▶ Written problem
Make an exact copy of the entries below.

▶ Available records
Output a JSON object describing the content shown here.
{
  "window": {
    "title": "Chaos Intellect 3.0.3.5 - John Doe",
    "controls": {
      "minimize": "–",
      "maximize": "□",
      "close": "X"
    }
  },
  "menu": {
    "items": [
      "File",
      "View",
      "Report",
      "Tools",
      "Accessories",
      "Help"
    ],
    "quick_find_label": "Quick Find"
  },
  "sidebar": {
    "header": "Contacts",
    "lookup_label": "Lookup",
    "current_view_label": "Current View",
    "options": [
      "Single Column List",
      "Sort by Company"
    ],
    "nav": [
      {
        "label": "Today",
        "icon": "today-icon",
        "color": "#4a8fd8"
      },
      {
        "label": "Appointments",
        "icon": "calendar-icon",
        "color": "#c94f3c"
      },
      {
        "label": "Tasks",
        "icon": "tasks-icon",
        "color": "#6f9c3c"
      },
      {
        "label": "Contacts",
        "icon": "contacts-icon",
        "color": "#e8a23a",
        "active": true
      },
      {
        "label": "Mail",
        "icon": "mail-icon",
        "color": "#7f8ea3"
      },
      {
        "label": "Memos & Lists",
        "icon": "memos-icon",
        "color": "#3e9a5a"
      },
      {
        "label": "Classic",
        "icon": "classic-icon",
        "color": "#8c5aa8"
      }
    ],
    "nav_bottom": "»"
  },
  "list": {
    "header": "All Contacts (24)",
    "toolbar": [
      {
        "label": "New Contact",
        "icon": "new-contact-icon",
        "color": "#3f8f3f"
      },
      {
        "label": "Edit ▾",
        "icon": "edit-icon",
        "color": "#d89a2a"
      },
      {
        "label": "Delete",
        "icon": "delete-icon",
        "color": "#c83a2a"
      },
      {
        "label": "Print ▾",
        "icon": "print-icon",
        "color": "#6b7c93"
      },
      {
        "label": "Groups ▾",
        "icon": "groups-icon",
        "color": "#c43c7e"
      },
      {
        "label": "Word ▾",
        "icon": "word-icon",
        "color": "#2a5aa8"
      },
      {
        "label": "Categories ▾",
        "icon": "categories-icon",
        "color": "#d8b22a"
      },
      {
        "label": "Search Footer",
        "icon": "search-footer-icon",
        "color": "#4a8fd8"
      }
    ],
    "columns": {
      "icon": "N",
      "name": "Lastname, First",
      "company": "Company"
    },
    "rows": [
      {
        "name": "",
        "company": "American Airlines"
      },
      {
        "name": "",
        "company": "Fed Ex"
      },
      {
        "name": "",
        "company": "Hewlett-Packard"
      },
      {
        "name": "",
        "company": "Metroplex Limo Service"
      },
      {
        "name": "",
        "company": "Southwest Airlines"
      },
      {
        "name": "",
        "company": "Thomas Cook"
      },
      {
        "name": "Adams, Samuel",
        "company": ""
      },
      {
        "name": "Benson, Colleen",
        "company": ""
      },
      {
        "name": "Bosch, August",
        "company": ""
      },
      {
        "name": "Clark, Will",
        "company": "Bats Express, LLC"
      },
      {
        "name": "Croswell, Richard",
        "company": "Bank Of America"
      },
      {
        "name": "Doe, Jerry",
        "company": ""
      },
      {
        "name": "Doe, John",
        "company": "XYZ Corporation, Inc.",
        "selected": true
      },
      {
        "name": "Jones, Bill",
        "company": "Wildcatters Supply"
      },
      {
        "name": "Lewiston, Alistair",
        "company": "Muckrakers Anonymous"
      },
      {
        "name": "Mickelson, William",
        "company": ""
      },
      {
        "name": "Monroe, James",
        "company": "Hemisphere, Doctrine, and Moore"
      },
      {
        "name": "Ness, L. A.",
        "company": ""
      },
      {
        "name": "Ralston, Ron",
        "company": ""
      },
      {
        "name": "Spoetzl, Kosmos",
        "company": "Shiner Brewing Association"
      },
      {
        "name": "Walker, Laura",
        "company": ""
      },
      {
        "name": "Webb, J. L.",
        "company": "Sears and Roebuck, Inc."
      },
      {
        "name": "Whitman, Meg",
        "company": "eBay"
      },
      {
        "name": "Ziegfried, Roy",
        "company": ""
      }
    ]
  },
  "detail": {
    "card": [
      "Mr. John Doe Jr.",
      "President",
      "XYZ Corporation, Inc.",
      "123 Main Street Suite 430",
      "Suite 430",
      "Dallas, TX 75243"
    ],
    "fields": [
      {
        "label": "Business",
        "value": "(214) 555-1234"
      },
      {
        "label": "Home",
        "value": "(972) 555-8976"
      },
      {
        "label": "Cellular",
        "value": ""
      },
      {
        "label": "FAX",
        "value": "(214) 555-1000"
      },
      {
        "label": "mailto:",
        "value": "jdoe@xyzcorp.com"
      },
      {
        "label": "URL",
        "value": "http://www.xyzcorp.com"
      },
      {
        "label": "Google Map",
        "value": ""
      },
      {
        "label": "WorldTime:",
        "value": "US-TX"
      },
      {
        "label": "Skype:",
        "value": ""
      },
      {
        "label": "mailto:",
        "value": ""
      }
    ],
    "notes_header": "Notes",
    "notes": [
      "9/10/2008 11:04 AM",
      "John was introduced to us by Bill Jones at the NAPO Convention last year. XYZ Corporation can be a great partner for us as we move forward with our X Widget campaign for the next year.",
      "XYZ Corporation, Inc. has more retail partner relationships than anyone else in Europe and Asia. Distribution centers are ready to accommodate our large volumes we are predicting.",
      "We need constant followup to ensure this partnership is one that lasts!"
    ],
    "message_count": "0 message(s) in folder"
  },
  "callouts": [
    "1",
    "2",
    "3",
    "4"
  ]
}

▶ Full solution
Output a JSON object describing the content shown here.
{
  "window": {
    "title": "Chaos Intellect 3.0.3.5 - John Doe",
    "controls": {
      "minimize": "–",
      "maximize": "□",
      "close": "X"
    }
  },
  "menu": {
    "items": [
      "File",
      "View",
      "Report",
      "Tools",
      "Accessories",
      "Help"
    ],
    "quick_find_label": "Quick Find"
  },
  "sidebar": {
    "header": "Contacts",
    "lookup_label": "Lookup",
    "current_view_label": "Current View",
    "options": [
      "Single Column List",
      "Sort by Company"
    ],
    "nav": [
      {
        "label": "Today",
        "icon": "today-icon",
        "color": "#4a8fd8"
      },
      {
        "label": "Appointments",
        "icon": "calendar-icon",
        "color": "#c94f3c"
      },
      {
        "label": "Tasks",
        "icon": "tasks-icon",
        "color": "#6f9c3c"
      },
      {
        "label": "Contacts",
        "icon": "contacts-icon",
        "color": "#e8a23a",
        "active": true
      },
      {
        "label": "Mail",
        "icon": "mail-icon",
        "color": "#7f8ea3"
      },
      {
        "label": "Memos & Lists",
        "icon": "memos-icon",
        "color": "#3e9a5a"
      },
      {
        "label": "Classic",
        "icon": "classic-icon",
        "color": "#8c5aa8"
      }
    ],
    "nav_bottom": "»"
  },
  "list": {
    "header": "All Contacts (24)",
    "toolbar": [
      {
        "label": "New Contact",
        "icon": "new-contact-icon",
        "color": "#3f8f3f"
      },
      {
        "label": "Edit ▾",
        "icon": "edit-icon",
        "color": "#d89a2a"
      },
      {
        "label": "Delete",
        "icon": "delete-icon",
        "color": "#c83a2a"
      },
      {
        "label": "Print ▾",
        "icon": "print-icon",
        "color": "#6b7c93"
      },
      {
        "label": "Groups ▾",
        "icon": "groups-icon",
        "color": "#c43c7e"
      },
      {
        "label": "Word ▾",
        "icon": "word-icon",
        "color": "#2a5aa8"
      },
      {
        "label": "Categories ▾",
        "icon": "categories-icon",
        "color": "#d8b22a"
      },
      {
        "label": "Search Footer",
        "icon": "search-footer-icon",
        "color": "#4a8fd8"
      }
    ],
    "columns": {
      "icon": "N",
      "name": "Lastname, First",
      "company": "Company"
    },
    "rows": [
      {
        "name": "",
        "company": "American Airlines"
      },
      {
        "name": "",
        "company": "Fed Ex"
      },
      {
        "name": "",
        "company": "Hewlett-Packard"
      },
      {
        "name": "",
        "company": "Metroplex Limo Service"
      },
      {
        "name": "",
        "company": "Southwest Airlines"
      },
      {
        "name": "",
        "company": "Thomas Cook"
      },
      {
        "name": "Adams, Samuel",
        "company": ""
      },
      {
        "name": "Benson, Colleen",
        "company": ""
      },
      {
        "name": "Bosch, August",
        "company": ""
      },
      {
        "name": "Clark, Will",
        "company": "Bats Express, LLC"
      },
      {
        "name": "Croswell, Richard",
        "company": "Bank Of America"
      },
      {
        "name": "Doe, Jerry",
        "company": ""
      },
      {
        "name": "Doe, John",
        "company": "XYZ Corporation, Inc.",
        "selected": true
      },
      {
        "name": "Jones, Bill",
        "company": "Wildcatters Supply"
      },
      {
        "name": "Lewiston, Alistair",
        "company": "Muckrakers Anonymous"
      },
      {
        "name": "Mickelson, William",
        "company": ""
      },
      {
        "name": "Monroe, James",
        "company": "Hemisphere, Doctrine, and Moore"
      },
      {
        "name": "Ness, L. A.",
        "company": ""
      },
      {
        "name": "Ralston, Ron",
        "company": ""
      },
      {
        "name": "Spoetzl, Kosmos",
        "company": "Shiner Brewing Association"
      },
      {
        "name": "Walker, Laura",
        "company": ""
      },
      {
        "name": "Webb, J. L.",
        "company": "Sears and Roebuck, Inc."
      },
      {
        "name": "Whitman, Meg",
        "company": "eBay"
      },
      {
        "name": "Ziegfried, Roy",
        "company": ""
      }
    ]
  },
  "detail": {
    "card": [
      "Mr. John Doe Jr.",
      "President",
      "XYZ Corporation, Inc.",
      "123 Main Street Suite 430",
      "Suite 430",
      "Dallas, TX 75243"
    ],
    "fields": [
      {
        "label": "Business",
        "value": "(214) 555-1234"
      },
      {
        "label": "Home",
        "value": "(972) 555-8976"
      },
      {
        "label": "Cellular",
        "value": ""
      },
      {
        "label": "FAX",
        "value": "(214) 555-1000"
      },
      {
        "label": "mailto:",
        "value": "jdoe@xyzcorp.com"
      },
      {
        "label": "URL",
        "value": "http://www.xyzcorp.com"
      },
      {
        "label": "Google Map",
        "value": ""
      },
      {
        "label": "WorldTime:",
        "value": "US-TX"
      },
      {
        "label": "Skype:",
        "value": ""
      },
      {
        "label": "mailto:",
        "value": ""
      }
    ],
    "notes_header": "Notes",
    "notes": [
      "9/10/2008 11:04 AM",
      "John was introduced to us by Bill Jones at the NAPO Convention last year. XYZ Corporation can be a great partner for us as we move forward with our X Widget campaign for the next year.",
      "XYZ Corporation, Inc. has more retail partner relationships than anyone else in Europe and Asia. Distribution centers are ready to accommodate our large volumes we are predicting.",
      "We need constant followup to ensure this partnership is one that lasts!"
    ],
    "message_count": "0 message(s) in folder"
  },
  "callouts": [
    "1",
    "2",
    "3",
    "4"
  ]
}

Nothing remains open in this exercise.